* [Task input]:
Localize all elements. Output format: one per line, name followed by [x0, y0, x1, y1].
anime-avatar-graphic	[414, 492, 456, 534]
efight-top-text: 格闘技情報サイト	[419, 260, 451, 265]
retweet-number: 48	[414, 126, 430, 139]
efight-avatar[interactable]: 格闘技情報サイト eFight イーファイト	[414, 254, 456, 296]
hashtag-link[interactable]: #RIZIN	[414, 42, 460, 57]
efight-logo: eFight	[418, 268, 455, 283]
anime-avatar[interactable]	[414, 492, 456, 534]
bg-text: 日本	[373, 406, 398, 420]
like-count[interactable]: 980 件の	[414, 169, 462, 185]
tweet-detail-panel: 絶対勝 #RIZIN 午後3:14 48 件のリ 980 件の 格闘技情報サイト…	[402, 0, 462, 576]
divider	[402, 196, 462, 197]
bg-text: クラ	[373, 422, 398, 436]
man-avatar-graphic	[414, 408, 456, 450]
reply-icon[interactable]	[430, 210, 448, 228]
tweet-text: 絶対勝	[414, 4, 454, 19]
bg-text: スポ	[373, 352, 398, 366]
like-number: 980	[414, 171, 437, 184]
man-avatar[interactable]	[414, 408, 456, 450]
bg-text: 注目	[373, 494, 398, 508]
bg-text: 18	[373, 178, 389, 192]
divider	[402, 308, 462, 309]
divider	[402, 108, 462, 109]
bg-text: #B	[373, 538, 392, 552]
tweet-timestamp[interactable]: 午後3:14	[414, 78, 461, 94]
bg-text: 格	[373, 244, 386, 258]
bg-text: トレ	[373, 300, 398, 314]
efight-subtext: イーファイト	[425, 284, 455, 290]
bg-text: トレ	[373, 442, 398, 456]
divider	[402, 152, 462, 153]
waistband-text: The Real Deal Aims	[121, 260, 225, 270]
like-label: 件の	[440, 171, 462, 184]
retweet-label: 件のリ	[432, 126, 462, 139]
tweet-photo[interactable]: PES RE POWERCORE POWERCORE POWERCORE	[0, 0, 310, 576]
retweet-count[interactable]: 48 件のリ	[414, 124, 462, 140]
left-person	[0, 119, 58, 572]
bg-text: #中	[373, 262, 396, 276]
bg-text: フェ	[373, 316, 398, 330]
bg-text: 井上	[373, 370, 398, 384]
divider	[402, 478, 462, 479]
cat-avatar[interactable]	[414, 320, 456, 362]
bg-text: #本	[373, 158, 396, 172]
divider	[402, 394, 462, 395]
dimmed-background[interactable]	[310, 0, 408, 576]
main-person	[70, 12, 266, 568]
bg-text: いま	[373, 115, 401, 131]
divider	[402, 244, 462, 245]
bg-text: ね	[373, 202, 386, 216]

* [Work to complete]: Reproduce the records word for word, starting at their first line and ending at the line that contains "126, 430, 139]", with both of those lines included.

* [The completed task]:
Localize all elements. Output format: one per line, name followed by [x0, y0, x1, y1].
anime-avatar-graphic	[414, 492, 456, 534]
efight-top-text: 格闘技情報サイト	[419, 260, 451, 265]
retweet-number: 48	[414, 126, 430, 139]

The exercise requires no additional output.